[Records from a dataset]
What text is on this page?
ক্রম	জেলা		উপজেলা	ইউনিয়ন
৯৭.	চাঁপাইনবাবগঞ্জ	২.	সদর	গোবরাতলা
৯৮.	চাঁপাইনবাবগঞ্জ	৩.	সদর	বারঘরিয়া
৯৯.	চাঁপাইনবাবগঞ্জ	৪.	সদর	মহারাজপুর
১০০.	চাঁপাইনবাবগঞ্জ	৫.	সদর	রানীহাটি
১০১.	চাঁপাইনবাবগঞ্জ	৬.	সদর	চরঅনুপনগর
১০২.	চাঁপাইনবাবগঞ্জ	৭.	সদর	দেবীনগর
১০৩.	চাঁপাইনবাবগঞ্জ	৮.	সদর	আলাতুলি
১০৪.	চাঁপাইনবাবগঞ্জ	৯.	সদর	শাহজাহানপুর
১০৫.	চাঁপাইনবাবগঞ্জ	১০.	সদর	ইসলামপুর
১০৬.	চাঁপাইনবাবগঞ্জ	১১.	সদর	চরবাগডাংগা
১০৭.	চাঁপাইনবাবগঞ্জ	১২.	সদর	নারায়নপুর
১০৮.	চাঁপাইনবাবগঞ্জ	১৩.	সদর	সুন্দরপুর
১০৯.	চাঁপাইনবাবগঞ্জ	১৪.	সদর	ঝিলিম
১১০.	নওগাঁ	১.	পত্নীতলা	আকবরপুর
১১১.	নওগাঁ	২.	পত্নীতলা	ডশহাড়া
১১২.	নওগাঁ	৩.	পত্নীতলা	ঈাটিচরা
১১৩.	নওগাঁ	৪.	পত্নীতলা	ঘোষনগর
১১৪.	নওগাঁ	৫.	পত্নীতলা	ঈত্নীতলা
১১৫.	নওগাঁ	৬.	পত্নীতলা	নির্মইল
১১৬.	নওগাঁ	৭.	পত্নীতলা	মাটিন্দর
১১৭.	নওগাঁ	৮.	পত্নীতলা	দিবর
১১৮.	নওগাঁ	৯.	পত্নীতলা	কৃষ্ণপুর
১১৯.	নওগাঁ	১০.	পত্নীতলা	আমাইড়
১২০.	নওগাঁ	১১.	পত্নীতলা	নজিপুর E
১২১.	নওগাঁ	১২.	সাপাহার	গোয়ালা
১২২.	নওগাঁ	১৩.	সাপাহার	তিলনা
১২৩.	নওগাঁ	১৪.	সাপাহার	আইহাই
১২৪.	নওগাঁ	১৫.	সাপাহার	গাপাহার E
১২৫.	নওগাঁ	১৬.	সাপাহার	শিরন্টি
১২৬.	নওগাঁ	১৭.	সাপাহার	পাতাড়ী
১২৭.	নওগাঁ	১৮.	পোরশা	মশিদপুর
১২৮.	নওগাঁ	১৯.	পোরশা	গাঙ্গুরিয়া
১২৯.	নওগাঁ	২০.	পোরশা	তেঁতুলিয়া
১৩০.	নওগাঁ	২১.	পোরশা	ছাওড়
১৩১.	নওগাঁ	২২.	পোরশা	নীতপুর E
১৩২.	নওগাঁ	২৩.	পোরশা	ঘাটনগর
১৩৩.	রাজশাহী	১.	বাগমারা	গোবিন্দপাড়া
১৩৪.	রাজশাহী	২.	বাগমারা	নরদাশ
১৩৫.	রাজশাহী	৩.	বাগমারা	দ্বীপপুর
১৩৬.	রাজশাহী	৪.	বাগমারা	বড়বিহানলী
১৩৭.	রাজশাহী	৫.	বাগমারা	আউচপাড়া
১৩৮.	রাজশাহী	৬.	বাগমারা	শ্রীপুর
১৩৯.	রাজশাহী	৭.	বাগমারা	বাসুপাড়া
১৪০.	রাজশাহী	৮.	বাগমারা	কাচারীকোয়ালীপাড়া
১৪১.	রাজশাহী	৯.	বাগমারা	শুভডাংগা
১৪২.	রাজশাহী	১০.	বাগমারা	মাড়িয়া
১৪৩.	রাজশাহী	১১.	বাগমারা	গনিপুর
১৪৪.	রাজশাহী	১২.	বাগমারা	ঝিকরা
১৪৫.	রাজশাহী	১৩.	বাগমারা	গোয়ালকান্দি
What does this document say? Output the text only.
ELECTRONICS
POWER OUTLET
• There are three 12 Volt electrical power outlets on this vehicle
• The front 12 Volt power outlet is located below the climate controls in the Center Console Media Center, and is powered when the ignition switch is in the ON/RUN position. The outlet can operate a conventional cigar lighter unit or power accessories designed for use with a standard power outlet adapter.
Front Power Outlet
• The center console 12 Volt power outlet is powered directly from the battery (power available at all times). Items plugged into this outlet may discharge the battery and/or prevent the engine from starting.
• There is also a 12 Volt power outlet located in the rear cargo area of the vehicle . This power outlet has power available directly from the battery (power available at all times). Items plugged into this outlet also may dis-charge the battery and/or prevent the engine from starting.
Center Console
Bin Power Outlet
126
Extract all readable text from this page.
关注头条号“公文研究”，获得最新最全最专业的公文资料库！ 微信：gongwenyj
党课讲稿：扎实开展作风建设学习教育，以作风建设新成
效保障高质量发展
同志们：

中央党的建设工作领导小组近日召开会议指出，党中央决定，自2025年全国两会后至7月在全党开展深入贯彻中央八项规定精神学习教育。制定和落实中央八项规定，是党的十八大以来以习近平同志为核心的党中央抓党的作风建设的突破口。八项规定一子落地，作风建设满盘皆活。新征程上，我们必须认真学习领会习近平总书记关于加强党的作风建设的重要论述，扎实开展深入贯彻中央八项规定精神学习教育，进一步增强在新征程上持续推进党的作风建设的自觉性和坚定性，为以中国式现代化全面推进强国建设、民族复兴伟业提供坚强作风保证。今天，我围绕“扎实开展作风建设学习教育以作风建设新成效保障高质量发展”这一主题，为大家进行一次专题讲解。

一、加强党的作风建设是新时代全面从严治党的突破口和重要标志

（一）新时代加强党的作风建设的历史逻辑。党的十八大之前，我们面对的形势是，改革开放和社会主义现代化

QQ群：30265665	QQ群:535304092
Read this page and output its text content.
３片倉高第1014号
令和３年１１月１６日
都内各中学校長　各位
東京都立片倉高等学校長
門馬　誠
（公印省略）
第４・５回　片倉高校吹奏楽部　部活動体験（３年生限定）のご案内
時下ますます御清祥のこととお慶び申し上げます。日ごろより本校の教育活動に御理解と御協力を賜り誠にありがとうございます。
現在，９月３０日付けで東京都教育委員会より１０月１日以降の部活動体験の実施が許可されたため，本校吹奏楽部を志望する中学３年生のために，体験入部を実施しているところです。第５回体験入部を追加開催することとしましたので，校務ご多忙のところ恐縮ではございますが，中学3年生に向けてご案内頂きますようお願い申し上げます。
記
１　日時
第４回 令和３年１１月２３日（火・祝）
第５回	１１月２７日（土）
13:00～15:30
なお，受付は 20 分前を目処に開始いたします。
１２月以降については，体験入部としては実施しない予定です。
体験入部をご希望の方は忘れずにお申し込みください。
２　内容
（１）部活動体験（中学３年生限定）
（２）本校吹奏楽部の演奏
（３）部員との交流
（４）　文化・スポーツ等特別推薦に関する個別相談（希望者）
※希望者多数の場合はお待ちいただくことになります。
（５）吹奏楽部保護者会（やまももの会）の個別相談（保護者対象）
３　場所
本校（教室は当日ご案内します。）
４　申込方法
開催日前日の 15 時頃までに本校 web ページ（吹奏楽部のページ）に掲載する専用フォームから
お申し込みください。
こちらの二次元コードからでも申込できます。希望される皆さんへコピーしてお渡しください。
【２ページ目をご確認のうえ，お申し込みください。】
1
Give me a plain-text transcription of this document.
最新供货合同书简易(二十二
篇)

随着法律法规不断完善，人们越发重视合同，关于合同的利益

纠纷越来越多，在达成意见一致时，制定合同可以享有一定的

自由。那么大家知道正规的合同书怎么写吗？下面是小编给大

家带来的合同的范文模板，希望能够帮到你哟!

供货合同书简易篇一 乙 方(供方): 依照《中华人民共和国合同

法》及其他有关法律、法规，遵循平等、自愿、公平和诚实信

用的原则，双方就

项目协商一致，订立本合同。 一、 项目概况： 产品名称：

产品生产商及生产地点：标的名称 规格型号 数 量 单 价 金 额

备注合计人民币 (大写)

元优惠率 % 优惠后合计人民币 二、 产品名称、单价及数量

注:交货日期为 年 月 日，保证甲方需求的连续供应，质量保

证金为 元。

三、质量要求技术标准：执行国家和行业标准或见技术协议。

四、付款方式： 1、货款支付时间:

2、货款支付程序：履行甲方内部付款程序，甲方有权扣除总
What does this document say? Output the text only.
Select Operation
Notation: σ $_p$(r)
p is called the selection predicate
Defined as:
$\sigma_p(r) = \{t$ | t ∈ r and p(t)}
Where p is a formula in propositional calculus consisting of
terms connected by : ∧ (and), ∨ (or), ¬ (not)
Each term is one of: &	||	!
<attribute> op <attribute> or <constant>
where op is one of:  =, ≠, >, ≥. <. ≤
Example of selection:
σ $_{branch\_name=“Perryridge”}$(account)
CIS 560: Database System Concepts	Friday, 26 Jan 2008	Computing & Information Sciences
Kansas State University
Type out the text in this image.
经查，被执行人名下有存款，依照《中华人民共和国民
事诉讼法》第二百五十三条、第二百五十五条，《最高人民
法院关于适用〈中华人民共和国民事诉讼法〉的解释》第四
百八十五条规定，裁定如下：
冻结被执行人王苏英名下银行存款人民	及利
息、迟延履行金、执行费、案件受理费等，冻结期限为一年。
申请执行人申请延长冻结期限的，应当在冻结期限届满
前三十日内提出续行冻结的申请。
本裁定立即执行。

> **TASK GOAL**
Look through the entries above. Extract each line with the word "this".

> **OUTPUT OF THE EXERCISE**
What text is on this page?
What does this document say? Output the text only.
• There are three 12 Volt electrical power outlets on this vehicle
• The center console 12 Volt power outlet is powered directly from the battery (power available at all times). Items plugged into this outlet may discharge the battery and/or prevent the engine from starting.
• There is also a 12 Volt power outlet located in the rear cargo area of the vehicle . This power outlet has power available directly from the battery (power available at all times). Items plugged into this outlet also may dis-charge the battery and/or prevent the engine from starting.
Extract all readable text from this page.
Read this page and output its text content.
Give me a plain-text transcription of this document.
What does this document say? Output the text only.
Type out the text in this image.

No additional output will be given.